§ **WRITTEN INSTRUCTION**: Find each line with the string "from" and copy it.

§ **THE RECORDS**:
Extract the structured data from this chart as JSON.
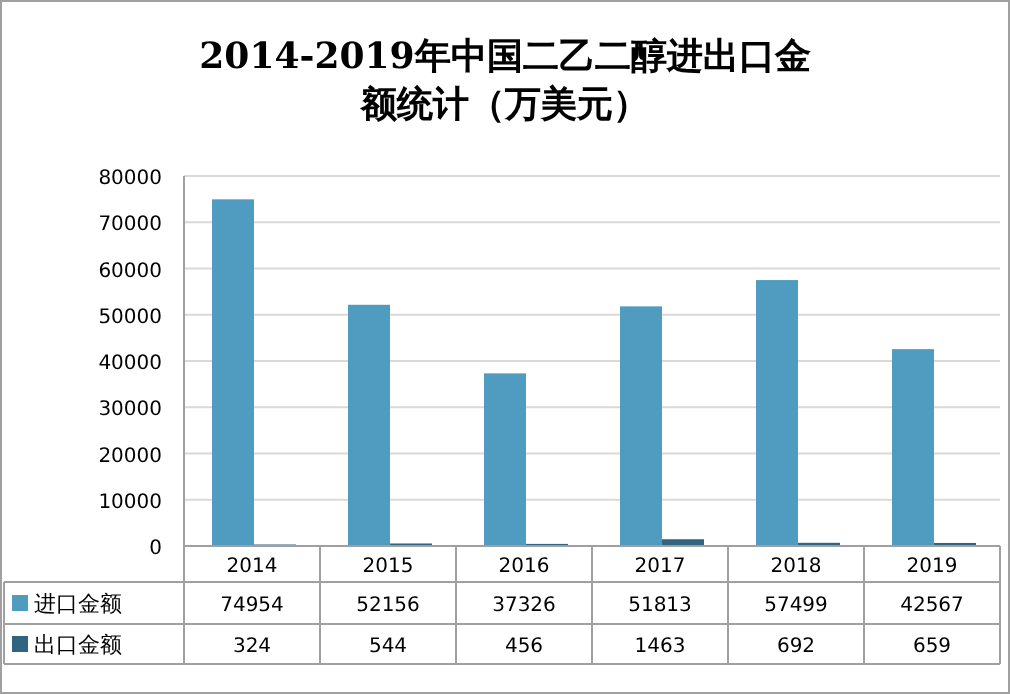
{
  "chart_data": {
    "type": "bar",
    "title": "2014-2019年中国二乙二醇进出口金额统计（万美元）",
    "categories": [
      "2014",
      "2015",
      "2016",
      "2017",
      "2018",
      "2019"
    ],
    "series": [
      {
        "name": "进口金额",
        "color": "#4f9cc0",
        "values": [
          74954,
          52156,
          37326,
          51813,
          57499,
          42567
        ]
      },
      {
        "name": "出口金额",
        "color": "#2f6580",
        "values": [
          324,
          544,
          456,
          1463,
          692,
          659
        ]
      }
    ],
    "ylim": [
      0,
      80000
    ],
    "yticks": [
      0,
      10000,
      20000,
      30000,
      40000,
      50000,
      60000,
      70000,
      80000
    ],
    "grid": "y",
    "data_labels": true,
    "legend": "bottom"
  }
}
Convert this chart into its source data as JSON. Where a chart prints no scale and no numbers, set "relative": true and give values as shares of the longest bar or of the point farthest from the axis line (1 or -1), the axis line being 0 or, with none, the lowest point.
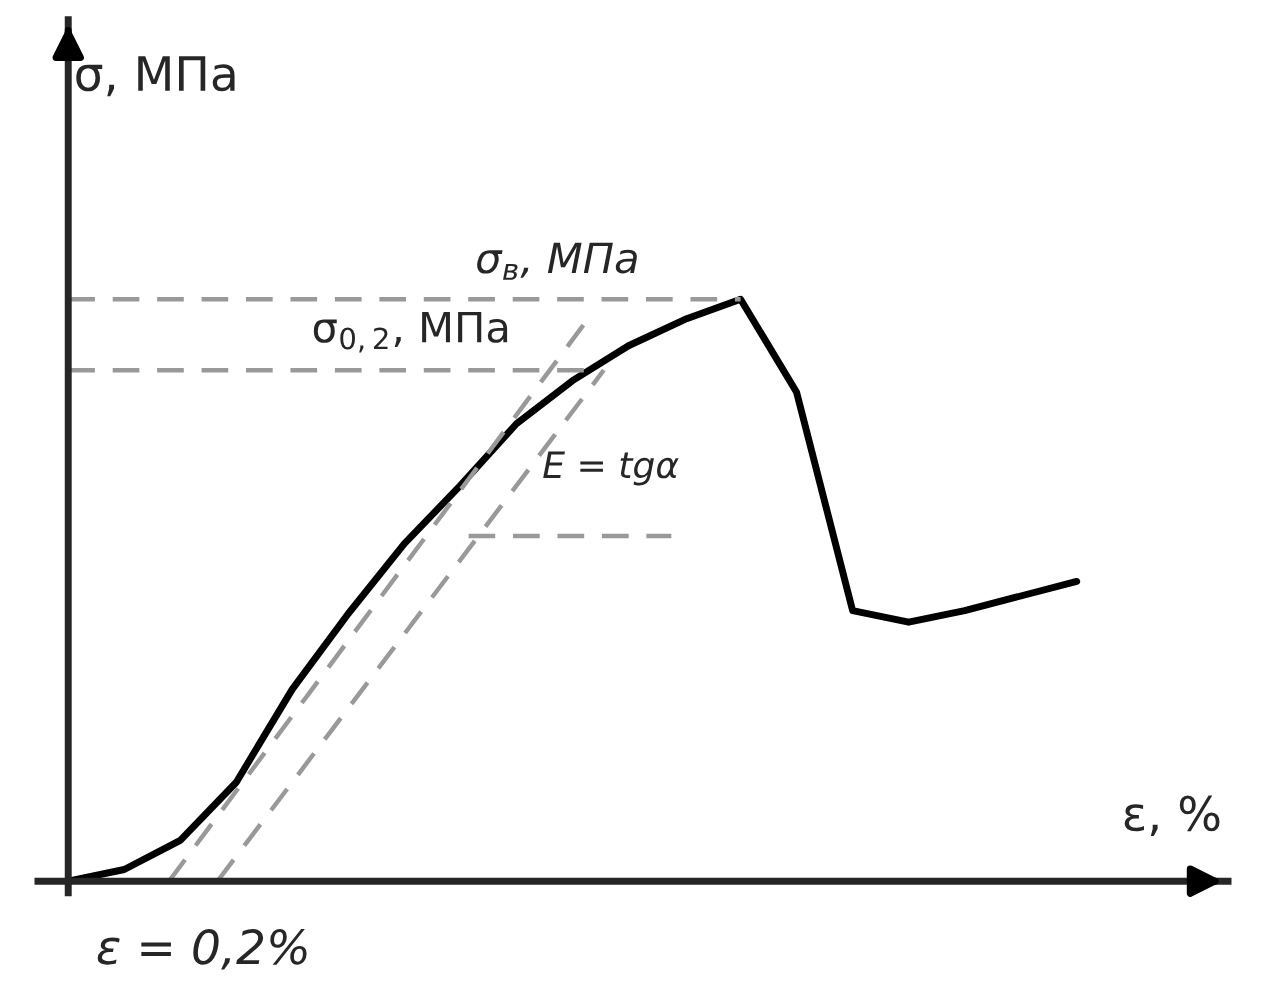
{
  "chart_data": {
    "type": "line",
    "relative": true,
    "xlabel": "ε, %",
    "ylabel": "σ, МПа",
    "categories": [
      null,
      null,
      null,
      null,
      null,
      null,
      null,
      null,
      null,
      null,
      null,
      null,
      null,
      null,
      null,
      null,
      null,
      null,
      null
    ],
    "series": [
      {
        "color": "#000000",
        "values": [
          0,
          0.02,
          0.07,
          0.17,
          0.33,
          0.46,
          0.58,
          0.68,
          0.786,
          0.86,
          0.92,
          0.965,
          1.0,
          0.84,
          0.465,
          0.445,
          0.465,
          0.49,
          0.515
        ]
      }
    ],
    "ref_lines": [
      {
        "axis": "y",
        "value": 1.0,
        "label": "σ$_{в}$, МПа",
        "color": "#999999",
        "line_style": "dashed"
      },
      {
        "axis": "y",
        "value": 0.878,
        "label": "σ$_{0,2}$, МПа",
        "color": "#999999",
        "line_style": "dashed"
      }
    ],
    "annotations": [
      "E = tgα",
      "ε = 0,2%"
    ]
  }
}
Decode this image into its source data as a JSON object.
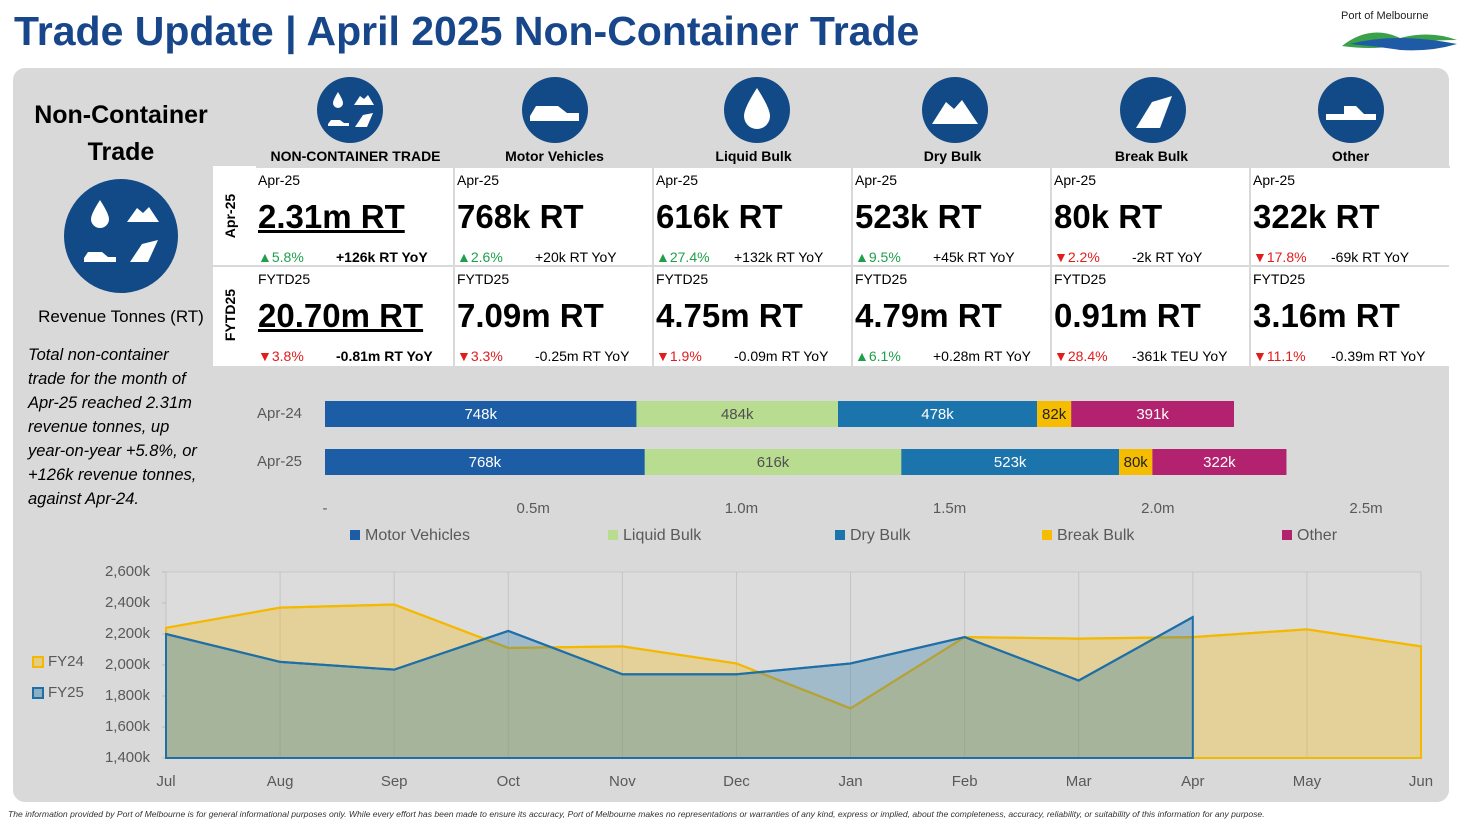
{
  "header": {
    "title": "Trade Update | April 2025 Non-Container Trade",
    "logo": "Port of Melbourne"
  },
  "sidebar": {
    "title_lines": [
      "Non-Container",
      "Trade"
    ],
    "subtitle": "Revenue Tonnes (RT)",
    "description": "Total non-container trade for the month of Apr-25 reached 2.31m revenue tonnes, up year-on-year +5.8%, or +126k revenue tonnes, against Apr-24."
  },
  "cards": {
    "row_labels": [
      "Apr-25",
      "FYTD25"
    ],
    "columns": [
      {
        "name": "NON-CONTAINER TRADE",
        "month": {
          "label": "Apr-25",
          "value": "2.31m RT",
          "change": "▲5.8%",
          "change_color": "#1ea04a",
          "yoy": "+126k RT YoY"
        },
        "fytd": {
          "label": "FYTD25",
          "value": "20.70m RT",
          "change": "▼3.8%",
          "change_color": "#e31b1b",
          "yoy": "-0.81m RT YoY"
        }
      },
      {
        "name": "Motor Vehicles",
        "month": {
          "label": "Apr-25",
          "value": "768k RT",
          "change": "▲2.6%",
          "change_color": "#1ea04a",
          "yoy": "+20k RT YoY"
        },
        "fytd": {
          "label": "FYTD25",
          "value": "7.09m RT",
          "change": "▼3.3%",
          "change_color": "#e31b1b",
          "yoy": "-0.25m RT YoY"
        }
      },
      {
        "name": "Liquid Bulk",
        "month": {
          "label": "Apr-25",
          "value": "616k RT",
          "change": "▲27.4%",
          "change_color": "#1ea04a",
          "yoy": "+132k RT YoY"
        },
        "fytd": {
          "label": "FYTD25",
          "value": "4.75m RT",
          "change": "▼1.9%",
          "change_color": "#e31b1b",
          "yoy": "-0.09m RT YoY"
        }
      },
      {
        "name": "Dry Bulk",
        "month": {
          "label": "Apr-25",
          "value": "523k RT",
          "change": "▲9.5%",
          "change_color": "#1ea04a",
          "yoy": "+45k RT YoY"
        },
        "fytd": {
          "label": "FYTD25",
          "value": "4.79m RT",
          "change": "▲6.1%",
          "change_color": "#1ea04a",
          "yoy": "+0.28m RT YoY"
        }
      },
      {
        "name": "Break Bulk",
        "month": {
          "label": "Apr-25",
          "value": "80k RT",
          "change": "▼2.2%",
          "change_color": "#e31b1b",
          "yoy": "-2k RT YoY"
        },
        "fytd": {
          "label": "FYTD25",
          "value": "0.91m RT",
          "change": "▼28.4%",
          "change_color": "#e31b1b",
          "yoy": "-361k TEU YoY"
        }
      },
      {
        "name": "Other",
        "month": {
          "label": "Apr-25",
          "value": "322k RT",
          "change": "▼17.8%",
          "change_color": "#e31b1b",
          "yoy": "-69k RT YoY"
        },
        "fytd": {
          "label": "FYTD25",
          "value": "3.16m RT",
          "change": "▼11.1%",
          "change_color": "#e31b1b",
          "yoy": "-0.39m RT YoY"
        }
      }
    ]
  },
  "chart_data": [
    {
      "type": "stacked_barh",
      "categories": [
        "Apr-24",
        "Apr-25"
      ],
      "xlim": [
        0,
        2500000
      ],
      "xticks": [
        {
          "value": 0,
          "label": "-"
        },
        {
          "value": 500000,
          "label": "0.5m"
        },
        {
          "value": 1000000,
          "label": "1.0m"
        },
        {
          "value": 1500000,
          "label": "1.5m"
        },
        {
          "value": 2000000,
          "label": "2.0m"
        },
        {
          "value": 2500000,
          "label": "2.5m"
        }
      ],
      "legend": "bottom",
      "series": [
        {
          "name": "Motor Vehicles",
          "color": "#1c5da6",
          "label_color": "#ffffff",
          "values": [
            748000,
            768000
          ],
          "value_labels": [
            "748k",
            "768k"
          ]
        },
        {
          "name": "Liquid Bulk",
          "color": "#b9dd90",
          "label_color": "#505050",
          "values": [
            484000,
            616000
          ],
          "value_labels": [
            "484k",
            "616k"
          ]
        },
        {
          "name": "Dry Bulk",
          "color": "#1b74ab",
          "label_color": "#ffffff",
          "values": [
            478000,
            523000
          ],
          "value_labels": [
            "478k",
            "523k"
          ]
        },
        {
          "name": "Break Bulk",
          "color": "#f6bd00",
          "label_color": "#222222",
          "values": [
            82000,
            80000
          ],
          "value_labels": [
            "82k",
            "80k"
          ]
        },
        {
          "name": "Other",
          "color": "#b3226f",
          "label_color": "#ffffff",
          "values": [
            391000,
            322000
          ],
          "value_labels": [
            "391k",
            "322k"
          ]
        }
      ]
    },
    {
      "type": "area",
      "categories": [
        "Jul",
        "Aug",
        "Sep",
        "Oct",
        "Nov",
        "Dec",
        "Jan",
        "Feb",
        "Mar",
        "Apr",
        "May",
        "Jun"
      ],
      "ylim": [
        1400000,
        2600000
      ],
      "yticks": [
        {
          "value": 1400000,
          "label": "1,400k"
        },
        {
          "value": 1600000,
          "label": "1,600k"
        },
        {
          "value": 1800000,
          "label": "1,800k"
        },
        {
          "value": 2000000,
          "label": "2,000k"
        },
        {
          "value": 2200000,
          "label": "2,200k"
        },
        {
          "value": 2400000,
          "label": "2,400k"
        },
        {
          "value": 2600000,
          "label": "2,600k"
        }
      ],
      "grid": true,
      "legend": "left",
      "series": [
        {
          "name": "FY24",
          "color": "#f5b800",
          "values": [
            2240000,
            2370000,
            2390000,
            2110000,
            2120000,
            2010000,
            1720000,
            2180000,
            2170000,
            2180000,
            2230000,
            2120000
          ]
        },
        {
          "name": "FY25",
          "color": "#1f6fa6",
          "values": [
            2200000,
            2020000,
            1970000,
            2220000,
            1940000,
            1940000,
            2010000,
            2180000,
            1900000,
            2309000,
            null,
            null
          ]
        }
      ]
    }
  ],
  "footer": {
    "disclaimer": "The information provided by Port of Melbourne is for general informational purposes only. While every effort has been made to ensure its accuracy, Port of Melbourne makes no representations or warranties of any kind, express or implied, about the completeness, accuracy, reliability, or suitability of this information for any purpose."
  }
}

§ **EXERCISE OUTPUT**:
Extract the structured data from this chart as JSON.
Convert this chart into its source data as JSON. Where a chart prints no scale and no numbers, set "relative": true and give values as shares of the longest bar or of the point farthest from the axis line (1 or -1), the axis line being 0 or, with none, the lowest point.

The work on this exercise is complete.